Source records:
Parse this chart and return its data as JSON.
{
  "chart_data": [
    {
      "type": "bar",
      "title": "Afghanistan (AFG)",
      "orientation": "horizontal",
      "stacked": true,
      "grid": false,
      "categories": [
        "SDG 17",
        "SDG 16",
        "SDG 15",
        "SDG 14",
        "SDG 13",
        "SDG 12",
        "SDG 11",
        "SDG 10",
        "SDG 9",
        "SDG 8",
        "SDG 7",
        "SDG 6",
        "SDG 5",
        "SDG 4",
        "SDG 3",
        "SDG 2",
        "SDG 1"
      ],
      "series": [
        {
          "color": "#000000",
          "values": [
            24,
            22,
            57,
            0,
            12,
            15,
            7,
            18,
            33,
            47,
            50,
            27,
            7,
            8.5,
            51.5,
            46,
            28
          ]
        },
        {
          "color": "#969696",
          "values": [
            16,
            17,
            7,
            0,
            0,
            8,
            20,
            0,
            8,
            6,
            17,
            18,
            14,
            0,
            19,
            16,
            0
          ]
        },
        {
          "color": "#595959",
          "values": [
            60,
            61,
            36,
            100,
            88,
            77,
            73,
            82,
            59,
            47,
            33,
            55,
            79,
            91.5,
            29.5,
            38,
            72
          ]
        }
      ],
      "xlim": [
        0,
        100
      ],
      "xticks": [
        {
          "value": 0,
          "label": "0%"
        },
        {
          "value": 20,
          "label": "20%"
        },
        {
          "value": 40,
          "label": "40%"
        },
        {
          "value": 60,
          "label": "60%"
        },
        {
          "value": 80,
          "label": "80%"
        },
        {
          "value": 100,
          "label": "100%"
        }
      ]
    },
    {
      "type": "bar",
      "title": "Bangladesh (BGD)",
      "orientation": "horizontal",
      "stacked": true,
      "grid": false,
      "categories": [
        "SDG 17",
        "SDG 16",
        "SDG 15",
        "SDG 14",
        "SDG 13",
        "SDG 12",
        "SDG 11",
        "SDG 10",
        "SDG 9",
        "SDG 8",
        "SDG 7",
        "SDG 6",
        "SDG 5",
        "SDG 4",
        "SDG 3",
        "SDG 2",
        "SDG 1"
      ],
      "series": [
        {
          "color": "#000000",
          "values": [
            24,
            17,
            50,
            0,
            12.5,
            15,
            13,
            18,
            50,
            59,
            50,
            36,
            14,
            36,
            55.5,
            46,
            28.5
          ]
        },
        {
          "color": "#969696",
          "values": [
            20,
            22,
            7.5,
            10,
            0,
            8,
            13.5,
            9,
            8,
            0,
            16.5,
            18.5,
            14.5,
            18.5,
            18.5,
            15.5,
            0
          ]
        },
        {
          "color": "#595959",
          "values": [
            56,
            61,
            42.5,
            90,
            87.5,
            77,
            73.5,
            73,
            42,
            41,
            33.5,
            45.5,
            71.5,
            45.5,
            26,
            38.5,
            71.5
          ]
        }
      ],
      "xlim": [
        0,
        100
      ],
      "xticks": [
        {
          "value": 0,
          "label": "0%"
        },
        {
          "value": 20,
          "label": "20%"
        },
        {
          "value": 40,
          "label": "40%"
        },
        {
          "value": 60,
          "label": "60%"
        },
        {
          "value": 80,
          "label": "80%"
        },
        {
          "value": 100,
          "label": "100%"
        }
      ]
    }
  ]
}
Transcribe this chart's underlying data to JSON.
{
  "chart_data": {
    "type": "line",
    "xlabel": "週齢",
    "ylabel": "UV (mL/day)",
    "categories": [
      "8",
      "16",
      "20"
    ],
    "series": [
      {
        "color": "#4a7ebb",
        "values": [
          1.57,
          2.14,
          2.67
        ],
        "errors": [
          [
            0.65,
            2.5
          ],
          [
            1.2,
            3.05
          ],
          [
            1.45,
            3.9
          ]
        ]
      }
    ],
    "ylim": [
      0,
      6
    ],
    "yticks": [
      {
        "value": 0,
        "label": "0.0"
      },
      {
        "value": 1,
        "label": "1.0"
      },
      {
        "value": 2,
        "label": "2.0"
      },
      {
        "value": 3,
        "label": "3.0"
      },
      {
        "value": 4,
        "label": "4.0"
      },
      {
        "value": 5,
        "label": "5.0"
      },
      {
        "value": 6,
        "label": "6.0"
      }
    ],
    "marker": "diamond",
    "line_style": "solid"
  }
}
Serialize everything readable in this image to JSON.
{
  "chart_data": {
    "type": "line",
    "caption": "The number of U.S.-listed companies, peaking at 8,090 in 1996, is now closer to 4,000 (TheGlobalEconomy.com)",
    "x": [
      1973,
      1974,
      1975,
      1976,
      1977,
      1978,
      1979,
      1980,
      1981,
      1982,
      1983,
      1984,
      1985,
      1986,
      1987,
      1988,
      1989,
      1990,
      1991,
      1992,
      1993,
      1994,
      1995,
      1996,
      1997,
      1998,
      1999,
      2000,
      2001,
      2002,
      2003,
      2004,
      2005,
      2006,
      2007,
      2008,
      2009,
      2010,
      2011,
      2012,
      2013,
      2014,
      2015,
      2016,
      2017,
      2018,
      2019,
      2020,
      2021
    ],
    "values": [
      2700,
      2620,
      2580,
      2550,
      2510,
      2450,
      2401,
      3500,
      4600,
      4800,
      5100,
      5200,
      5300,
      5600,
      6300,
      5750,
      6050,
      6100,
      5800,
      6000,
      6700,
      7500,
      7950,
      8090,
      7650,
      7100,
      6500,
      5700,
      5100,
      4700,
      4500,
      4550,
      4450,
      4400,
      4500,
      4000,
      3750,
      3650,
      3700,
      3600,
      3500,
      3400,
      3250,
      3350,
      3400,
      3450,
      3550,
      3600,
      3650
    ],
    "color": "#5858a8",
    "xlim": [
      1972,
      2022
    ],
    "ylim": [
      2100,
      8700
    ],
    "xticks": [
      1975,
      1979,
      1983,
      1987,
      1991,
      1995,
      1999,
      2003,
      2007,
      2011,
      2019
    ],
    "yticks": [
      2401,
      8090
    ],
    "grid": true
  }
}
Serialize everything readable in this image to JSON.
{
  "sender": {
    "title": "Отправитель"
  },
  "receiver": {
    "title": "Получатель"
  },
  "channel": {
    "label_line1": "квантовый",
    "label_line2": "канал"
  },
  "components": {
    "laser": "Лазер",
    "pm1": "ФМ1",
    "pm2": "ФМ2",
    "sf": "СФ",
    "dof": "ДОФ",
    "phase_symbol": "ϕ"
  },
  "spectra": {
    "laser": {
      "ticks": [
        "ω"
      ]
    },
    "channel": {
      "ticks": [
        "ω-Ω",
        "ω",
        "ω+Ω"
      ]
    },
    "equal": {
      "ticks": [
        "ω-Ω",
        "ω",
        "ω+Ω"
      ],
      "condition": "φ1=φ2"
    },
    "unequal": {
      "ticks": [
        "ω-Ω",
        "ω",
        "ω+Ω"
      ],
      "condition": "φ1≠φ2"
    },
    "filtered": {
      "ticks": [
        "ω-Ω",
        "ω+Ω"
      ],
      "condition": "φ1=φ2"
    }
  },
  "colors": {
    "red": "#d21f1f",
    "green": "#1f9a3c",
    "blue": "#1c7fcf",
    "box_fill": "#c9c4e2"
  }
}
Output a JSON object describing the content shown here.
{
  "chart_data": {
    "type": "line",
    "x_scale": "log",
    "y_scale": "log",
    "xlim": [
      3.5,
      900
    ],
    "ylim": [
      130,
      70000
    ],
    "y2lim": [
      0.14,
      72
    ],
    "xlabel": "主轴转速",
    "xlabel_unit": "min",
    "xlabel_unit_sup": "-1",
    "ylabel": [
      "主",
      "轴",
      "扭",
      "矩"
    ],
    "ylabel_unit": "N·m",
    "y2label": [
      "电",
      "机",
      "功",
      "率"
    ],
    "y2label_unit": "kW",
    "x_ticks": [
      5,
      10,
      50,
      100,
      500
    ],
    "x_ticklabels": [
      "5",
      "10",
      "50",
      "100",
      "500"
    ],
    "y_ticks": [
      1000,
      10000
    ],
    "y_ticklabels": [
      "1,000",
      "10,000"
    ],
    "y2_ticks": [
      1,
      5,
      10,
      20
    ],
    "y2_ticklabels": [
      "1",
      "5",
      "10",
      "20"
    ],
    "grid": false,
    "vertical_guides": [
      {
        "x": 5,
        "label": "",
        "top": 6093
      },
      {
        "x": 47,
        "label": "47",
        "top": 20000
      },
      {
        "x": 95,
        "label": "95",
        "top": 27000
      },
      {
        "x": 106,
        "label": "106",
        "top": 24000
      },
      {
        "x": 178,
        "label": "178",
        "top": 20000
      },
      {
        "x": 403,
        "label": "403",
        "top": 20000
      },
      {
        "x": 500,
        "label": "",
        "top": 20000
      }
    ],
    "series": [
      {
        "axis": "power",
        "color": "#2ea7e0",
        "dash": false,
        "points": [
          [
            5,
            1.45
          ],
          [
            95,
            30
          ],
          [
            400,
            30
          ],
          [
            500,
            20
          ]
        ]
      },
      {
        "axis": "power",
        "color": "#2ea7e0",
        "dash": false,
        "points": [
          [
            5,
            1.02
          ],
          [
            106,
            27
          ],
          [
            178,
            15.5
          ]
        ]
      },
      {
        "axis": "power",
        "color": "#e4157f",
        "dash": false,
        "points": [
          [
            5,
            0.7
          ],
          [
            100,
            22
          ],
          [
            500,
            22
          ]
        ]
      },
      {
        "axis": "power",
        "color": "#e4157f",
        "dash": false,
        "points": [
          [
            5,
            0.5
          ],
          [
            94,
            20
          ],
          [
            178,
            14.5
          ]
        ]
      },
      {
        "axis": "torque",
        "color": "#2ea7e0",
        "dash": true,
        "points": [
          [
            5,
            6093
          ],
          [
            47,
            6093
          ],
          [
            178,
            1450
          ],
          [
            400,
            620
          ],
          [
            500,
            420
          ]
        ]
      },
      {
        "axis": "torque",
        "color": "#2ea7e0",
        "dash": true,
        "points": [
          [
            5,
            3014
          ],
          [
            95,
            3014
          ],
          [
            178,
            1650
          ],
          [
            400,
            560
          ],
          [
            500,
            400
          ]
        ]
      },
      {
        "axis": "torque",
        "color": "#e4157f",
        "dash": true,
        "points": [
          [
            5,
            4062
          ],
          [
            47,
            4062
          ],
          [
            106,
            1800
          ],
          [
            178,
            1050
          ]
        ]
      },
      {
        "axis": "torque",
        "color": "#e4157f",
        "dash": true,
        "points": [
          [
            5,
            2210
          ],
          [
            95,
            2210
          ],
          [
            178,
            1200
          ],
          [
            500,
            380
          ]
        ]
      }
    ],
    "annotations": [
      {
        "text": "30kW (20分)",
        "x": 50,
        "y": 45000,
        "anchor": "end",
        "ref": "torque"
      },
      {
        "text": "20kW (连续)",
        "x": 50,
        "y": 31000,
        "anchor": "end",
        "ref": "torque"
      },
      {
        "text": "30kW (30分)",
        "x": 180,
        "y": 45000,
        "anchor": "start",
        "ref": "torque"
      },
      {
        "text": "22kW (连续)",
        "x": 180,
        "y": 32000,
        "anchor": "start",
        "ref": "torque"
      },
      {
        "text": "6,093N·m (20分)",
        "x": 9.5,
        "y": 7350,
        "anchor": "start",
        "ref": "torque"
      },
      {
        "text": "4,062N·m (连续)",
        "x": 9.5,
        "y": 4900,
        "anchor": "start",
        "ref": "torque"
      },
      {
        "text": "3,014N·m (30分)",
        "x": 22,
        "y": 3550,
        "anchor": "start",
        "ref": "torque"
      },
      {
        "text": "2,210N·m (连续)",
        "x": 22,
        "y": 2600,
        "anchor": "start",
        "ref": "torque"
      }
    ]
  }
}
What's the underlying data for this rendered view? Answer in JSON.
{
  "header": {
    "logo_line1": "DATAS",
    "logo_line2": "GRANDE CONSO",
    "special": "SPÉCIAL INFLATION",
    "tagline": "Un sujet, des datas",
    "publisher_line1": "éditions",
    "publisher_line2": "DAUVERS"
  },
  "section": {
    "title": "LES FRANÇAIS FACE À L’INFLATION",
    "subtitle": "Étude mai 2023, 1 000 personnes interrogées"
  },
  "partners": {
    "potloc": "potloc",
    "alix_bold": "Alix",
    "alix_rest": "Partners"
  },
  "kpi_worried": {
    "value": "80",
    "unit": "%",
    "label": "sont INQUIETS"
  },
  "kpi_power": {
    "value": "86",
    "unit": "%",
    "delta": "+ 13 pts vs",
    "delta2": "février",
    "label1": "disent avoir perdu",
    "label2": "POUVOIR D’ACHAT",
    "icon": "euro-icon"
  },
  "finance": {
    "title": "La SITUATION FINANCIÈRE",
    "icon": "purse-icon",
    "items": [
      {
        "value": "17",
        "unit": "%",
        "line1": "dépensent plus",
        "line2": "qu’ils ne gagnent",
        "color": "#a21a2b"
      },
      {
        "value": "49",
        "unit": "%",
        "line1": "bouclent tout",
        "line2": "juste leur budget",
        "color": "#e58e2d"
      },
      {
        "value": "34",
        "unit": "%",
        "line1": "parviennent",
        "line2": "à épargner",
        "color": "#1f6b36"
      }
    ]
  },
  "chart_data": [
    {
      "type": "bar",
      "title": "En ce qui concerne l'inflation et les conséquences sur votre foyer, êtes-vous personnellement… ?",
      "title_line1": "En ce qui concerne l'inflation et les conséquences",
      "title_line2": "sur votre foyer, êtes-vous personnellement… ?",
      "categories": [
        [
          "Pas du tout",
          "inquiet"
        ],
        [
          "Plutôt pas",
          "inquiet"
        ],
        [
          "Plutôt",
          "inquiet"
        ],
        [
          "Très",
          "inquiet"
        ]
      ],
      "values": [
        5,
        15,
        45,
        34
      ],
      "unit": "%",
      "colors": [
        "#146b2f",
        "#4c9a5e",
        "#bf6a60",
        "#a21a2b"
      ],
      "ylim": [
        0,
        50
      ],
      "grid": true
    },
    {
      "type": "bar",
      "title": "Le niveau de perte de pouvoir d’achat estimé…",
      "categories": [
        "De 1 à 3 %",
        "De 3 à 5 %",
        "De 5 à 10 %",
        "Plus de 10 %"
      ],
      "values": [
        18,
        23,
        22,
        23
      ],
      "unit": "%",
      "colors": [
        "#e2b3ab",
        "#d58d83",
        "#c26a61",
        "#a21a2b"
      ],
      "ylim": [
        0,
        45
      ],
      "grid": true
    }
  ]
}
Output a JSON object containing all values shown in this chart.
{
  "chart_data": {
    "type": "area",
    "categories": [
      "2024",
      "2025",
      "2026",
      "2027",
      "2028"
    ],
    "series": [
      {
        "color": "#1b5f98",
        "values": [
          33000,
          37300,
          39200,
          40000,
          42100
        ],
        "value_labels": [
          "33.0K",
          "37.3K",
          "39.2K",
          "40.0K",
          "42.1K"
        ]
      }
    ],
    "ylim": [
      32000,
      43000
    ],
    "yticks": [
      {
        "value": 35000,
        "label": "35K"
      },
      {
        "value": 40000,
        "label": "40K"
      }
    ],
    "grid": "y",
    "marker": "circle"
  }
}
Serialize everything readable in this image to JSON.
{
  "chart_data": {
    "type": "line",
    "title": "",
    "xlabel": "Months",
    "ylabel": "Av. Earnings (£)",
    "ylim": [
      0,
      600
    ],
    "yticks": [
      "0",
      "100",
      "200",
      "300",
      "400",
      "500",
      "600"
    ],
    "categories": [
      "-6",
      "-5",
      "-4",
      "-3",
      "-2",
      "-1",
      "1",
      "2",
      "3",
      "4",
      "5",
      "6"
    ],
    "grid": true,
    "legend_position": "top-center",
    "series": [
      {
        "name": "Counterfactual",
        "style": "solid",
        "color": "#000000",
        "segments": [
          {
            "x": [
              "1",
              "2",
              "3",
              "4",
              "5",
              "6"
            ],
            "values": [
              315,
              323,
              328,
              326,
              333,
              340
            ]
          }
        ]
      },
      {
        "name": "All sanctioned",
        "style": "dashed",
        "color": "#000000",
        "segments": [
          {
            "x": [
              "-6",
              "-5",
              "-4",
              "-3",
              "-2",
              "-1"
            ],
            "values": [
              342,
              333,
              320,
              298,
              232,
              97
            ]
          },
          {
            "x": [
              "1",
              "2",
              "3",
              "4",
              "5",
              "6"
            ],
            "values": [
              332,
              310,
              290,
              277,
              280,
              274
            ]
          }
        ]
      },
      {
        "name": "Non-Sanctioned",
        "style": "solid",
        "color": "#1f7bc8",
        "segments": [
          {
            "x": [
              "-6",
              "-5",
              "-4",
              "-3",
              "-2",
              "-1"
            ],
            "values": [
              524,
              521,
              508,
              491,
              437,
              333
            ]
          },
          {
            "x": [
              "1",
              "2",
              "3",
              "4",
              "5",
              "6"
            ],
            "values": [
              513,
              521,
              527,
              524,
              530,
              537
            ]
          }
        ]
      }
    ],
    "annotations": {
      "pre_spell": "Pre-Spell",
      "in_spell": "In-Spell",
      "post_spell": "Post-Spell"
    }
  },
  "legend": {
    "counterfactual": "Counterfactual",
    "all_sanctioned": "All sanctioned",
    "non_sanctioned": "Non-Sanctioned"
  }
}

Exercise directions » From the records above, pull out each line that has "object".

Written response »
Output a JSON object describing the content shown here.
Output a JSON object containing all values shown in this chart.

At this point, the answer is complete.